AIM
Copy out every record below, word for word.

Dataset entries
--

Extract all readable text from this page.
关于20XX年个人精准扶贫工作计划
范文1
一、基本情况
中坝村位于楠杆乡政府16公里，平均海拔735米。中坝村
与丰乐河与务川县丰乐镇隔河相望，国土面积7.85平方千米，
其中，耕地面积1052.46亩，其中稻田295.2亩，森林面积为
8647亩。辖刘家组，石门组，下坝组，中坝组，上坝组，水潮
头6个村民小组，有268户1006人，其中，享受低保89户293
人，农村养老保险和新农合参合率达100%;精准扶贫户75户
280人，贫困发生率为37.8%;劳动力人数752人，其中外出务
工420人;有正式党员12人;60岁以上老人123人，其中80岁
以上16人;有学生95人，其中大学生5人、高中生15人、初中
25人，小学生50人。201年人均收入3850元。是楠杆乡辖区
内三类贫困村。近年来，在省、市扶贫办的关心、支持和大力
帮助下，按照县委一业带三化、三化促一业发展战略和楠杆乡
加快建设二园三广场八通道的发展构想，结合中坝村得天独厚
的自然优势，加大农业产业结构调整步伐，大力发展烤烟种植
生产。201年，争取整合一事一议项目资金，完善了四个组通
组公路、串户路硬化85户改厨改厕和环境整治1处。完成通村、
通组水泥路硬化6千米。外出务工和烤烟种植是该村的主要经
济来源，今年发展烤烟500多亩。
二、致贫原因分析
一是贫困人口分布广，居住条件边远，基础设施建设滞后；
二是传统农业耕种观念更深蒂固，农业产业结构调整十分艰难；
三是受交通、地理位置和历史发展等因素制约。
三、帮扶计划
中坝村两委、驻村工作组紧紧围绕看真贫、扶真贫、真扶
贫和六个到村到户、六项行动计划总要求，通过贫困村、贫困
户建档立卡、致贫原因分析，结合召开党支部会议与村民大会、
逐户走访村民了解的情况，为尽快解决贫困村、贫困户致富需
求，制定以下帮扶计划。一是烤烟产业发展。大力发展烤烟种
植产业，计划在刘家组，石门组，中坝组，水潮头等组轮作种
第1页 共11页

--

RESPONSE BELOW
Extract all readable text from this page.
关于20XX年个人精准扶贫工作计划
范文1
一、基本情况
中坝村位于楠杆乡政府16公里，平均海拔735米。中坝村
与丰乐河与务川县丰乐镇隔河相望，国土面积7.85平方千米，
其中，耕地面积1052.46亩，其中稻田295.2亩，森林面积为
8647亩。辖刘家组，石门组，下坝组，中坝组，上坝组，水潮
头6个村民小组，有268户1006人，其中，享受低保89户293
人，农村养老保险和新农合参合率达100%;精准扶贫户75户
280人，贫困发生率为37.8%;劳动力人数752人，其中外出务
工420人;有正式党员12人;60岁以上老人123人，其中80岁
以上16人;有学生95人，其中大学生5人、高中生15人、初中
25人，小学生50人。201年人均收入3850元。是楠杆乡辖区
内三类贫困村。近年来，在省、市扶贫办的关心、支持和大力
帮助下，按照县委一业带三化、三化促一业发展战略和楠杆乡
加快建设二园三广场八通道的发展构想，结合中坝村得天独厚
的自然优势，加大农业产业结构调整步伐，大力发展烤烟种植
生产。201年，争取整合一事一议项目资金，完善了四个组通
组公路、串户路硬化85户改厨改厕和环境整治1处。完成通村、
通组水泥路硬化6千米。外出务工和烤烟种植是该村的主要经
济来源，今年发展烤烟500多亩。
二、致贫原因分析
一是贫困人口分布广，居住条件边远，基础设施建设滞后；
二是传统农业耕种观念更深蒂固，农业产业结构调整十分艰难；
三是受交通、地理位置和历史发展等因素制约。
三、帮扶计划
中坝村两委、驻村工作组紧紧围绕看真贫、扶真贫、真扶
贫和六个到村到户、六项行动计划总要求，通过贫困村、贫困
户建档立卡、致贫原因分析，结合召开党支部会议与村民大会、
逐户走访村民了解的情况，为尽快解决贫困村、贫困户致富需
求，制定以下帮扶计划。一是烤烟产业发展。大力发展烤烟种
植产业，计划在刘家组，石门组，中坝组，水潮头等组轮作种
第1页 共11页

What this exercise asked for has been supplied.